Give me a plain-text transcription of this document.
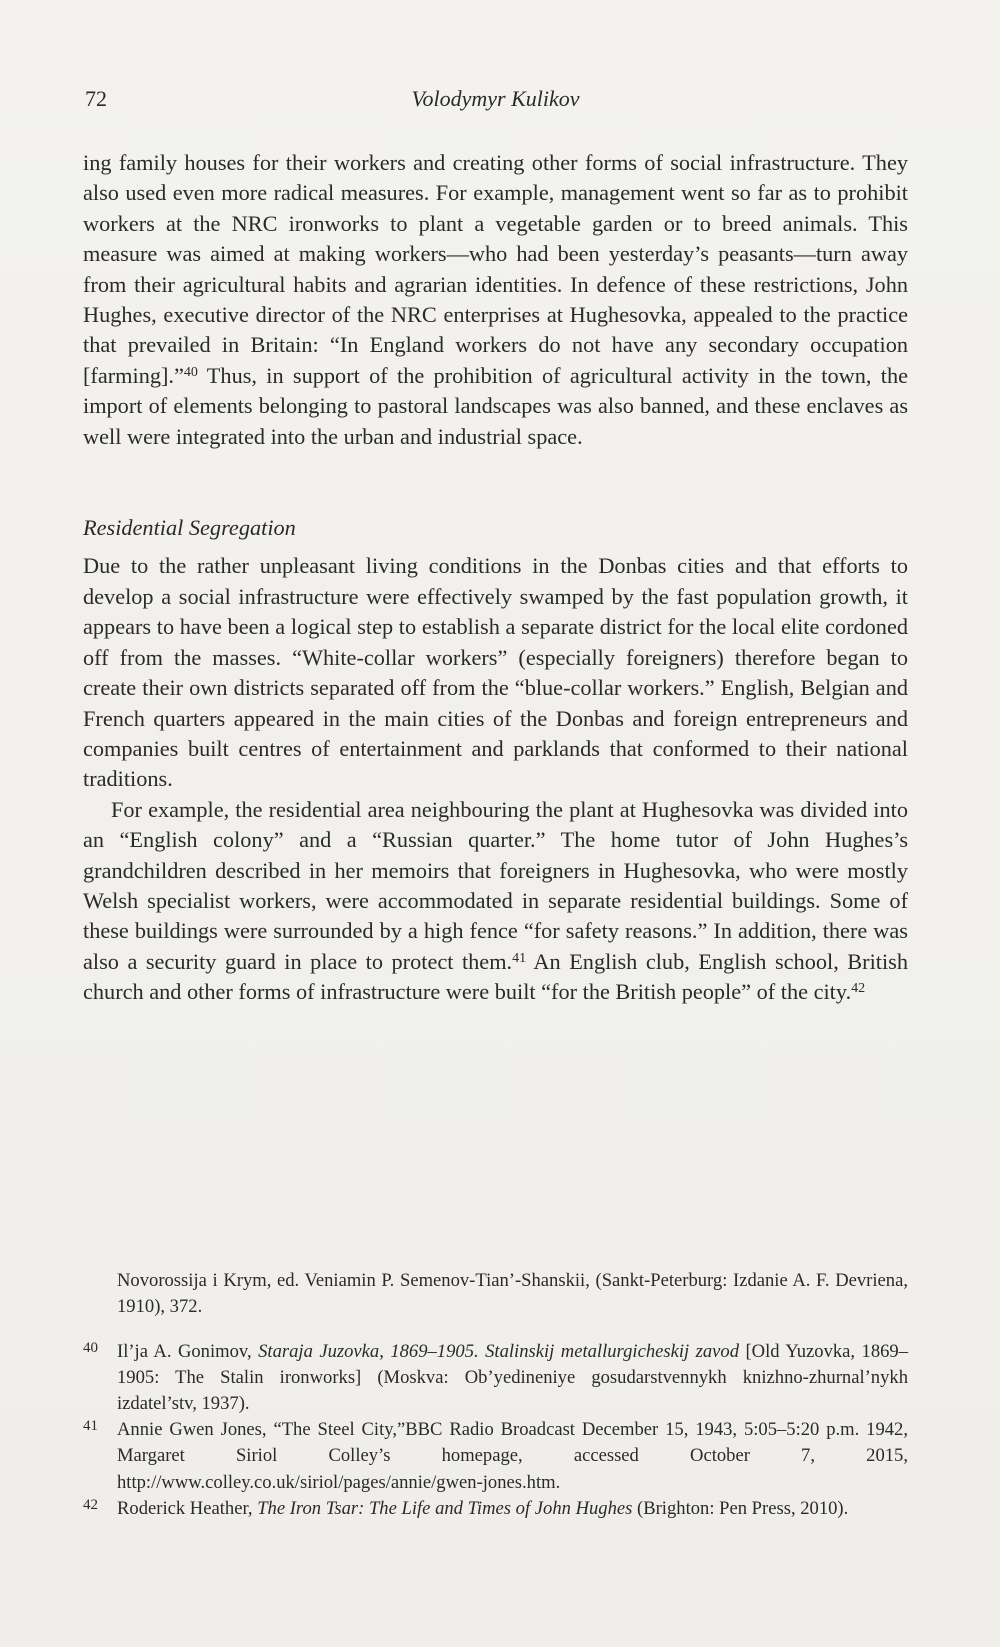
72	Volodymyr Kulikov

ing family houses for their workers and creating other forms of social infrastructure. They also used even more radical measures. For example, management went so far as to prohibit workers at the NRC ironworks to plant a vegetable garden or to breed animals. This measure was aimed at making workers—who had been yesterday’s peasants—turn away from their agricultural habits and agrarian identities. In defence of these restrictions, John Hughes, executive director of the NRC enterprises at Hughesovka, appealed to the practice that prevailed in Britain: “In England workers do not have any secondary occupation [farming].”$^{40}$ Thus, in support of the prohibition of agricultural activity in the town, the import of elements belonging to pastoral landscapes was also banned, and these enclaves as well were integrated into the urban and industrial space.

Residential Segregation

Due to the rather unpleasant living conditions in the Donbas cities and that efforts to develop a social infrastructure were effectively swamped by the fast population growth, it appears to have been a logical step to establish a separate district for the local elite cordoned off from the masses. “White-collar workers” (especially foreigners) therefore began to create their own districts separated off from the “blue-collar workers.” English, Belgian and French quarters appeared in the main cities of the Donbas and foreign entrepreneurs and companies built centres of entertainment and parklands that conformed to their national traditions.

For example, the residential area neighbouring the plant at Hughesovka was divided into an “English colony” and a “Russian quarter.” The home tutor of John Hughes’s grandchildren described in her memoirs that foreigners in Hughesovka, who were mostly Welsh specialist workers, were accommodated in separate residential buildings. Some of these buildings were surrounded by a high fence “for safety reasons.” In addition, there was also a security guard in place to protect them.$^{41}$ An English club, English school, British church and other forms of infrastructure were built “for the British people” of the city.$^{42}$

Novorossija i Krym, ed. Veniamin P. Semenov-Tian’-Shanskii, (Sankt-Peterburg: Izdanie A. F. Devriena, 1910), 372.

40 Il’ja A. Gonimov, Staraja Juzovka, 1869–1905. Stalinskij metallurgicheskij zavod [Old Yuzovka, 1869–1905: The Stalin ironworks] (Moskva: Ob’yedineniye gosudarstvennykh knizhno-zhurnal’nykh izdatel’stv, 1937).

41 Annie Gwen Jones, “The Steel City,”BBC Radio Broadcast December 15, 1943, 5:05–5:20 p.m. 1942, Margaret Siriol Colley’s homepage, accessed October 7, 2015, http://www.colley.co.uk/siriol/pages/annie/gwen-jones.htm.

42 Roderick Heather, The Iron Tsar: The Life and Times of John Hughes (Brighton: Pen Press, 2010).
^^^^
Reproduce each entry verbatim, excluding any embedded images.

# [Task response]
Give me a plain-text transcription of this document.
72	Volodymyr Kulikov

ing family houses for their workers and creating other forms of social infrastructure. They also used even more radical measures. For example, management went so far as to prohibit workers at the NRC ironworks to plant a vegetable garden or to breed animals. This measure was aimed at making workers—who had been yesterday’s peasants—turn away from their agricultural habits and agrarian identities. In defence of these restrictions, John Hughes, executive director of the NRC enterprises at Hughesovka, appealed to the practice that prevailed in Britain: “In England workers do not have any secondary occupation [farming].”$^{40}$ Thus, in support of the prohibition of agricultural activity in the town, the import of elements belonging to pastoral landscapes was also banned, and these enclaves as well were integrated into the urban and industrial space.

Residential Segregation

Due to the rather unpleasant living conditions in the Donbas cities and that efforts to develop a social infrastructure were effectively swamped by the fast population growth, it appears to have been a logical step to establish a separate district for the local elite cordoned off from the masses. “White-collar workers” (especially foreigners) therefore began to create their own districts separated off from the “blue-collar workers.” English, Belgian and French quarters appeared in the main cities of the Donbas and foreign entrepreneurs and companies built centres of entertainment and parklands that conformed to their national traditions.

For example, the residential area neighbouring the plant at Hughesovka was divided into an “English colony” and a “Russian quarter.” The home tutor of John Hughes’s grandchildren described in her memoirs that foreigners in Hughesovka, who were mostly Welsh specialist workers, were accommodated in separate residential buildings. Some of these buildings were surrounded by a high fence “for safety reasons.” In addition, there was also a security guard in place to protect them.$^{41}$ An English club, English school, British church and other forms of infrastructure were built “for the British people” of the city.$^{42}$

Novorossija i Krym, ed. Veniamin P. Semenov-Tian’-Shanskii, (Sankt-Peterburg: Izdanie A. F. Devriena, 1910), 372.

40 Il’ja A. Gonimov, Staraja Juzovka, 1869–1905. Stalinskij metallurgicheskij zavod [Old Yuzovka, 1869–1905: The Stalin ironworks] (Moskva: Ob’yedineniye gosudarstvennykh knizhno-zhurnal’nykh izdatel’stv, 1937).

41 Annie Gwen Jones, “The Steel City,”BBC Radio Broadcast December 15, 1943, 5:05–5:20 p.m. 1942, Margaret Siriol Colley’s homepage, accessed October 7, 2015, http://www.colley.co.uk/siriol/pages/annie/gwen-jones.htm.

42 Roderick Heather, The Iron Tsar: The Life and Times of John Hughes (Brighton: Pen Press, 2010).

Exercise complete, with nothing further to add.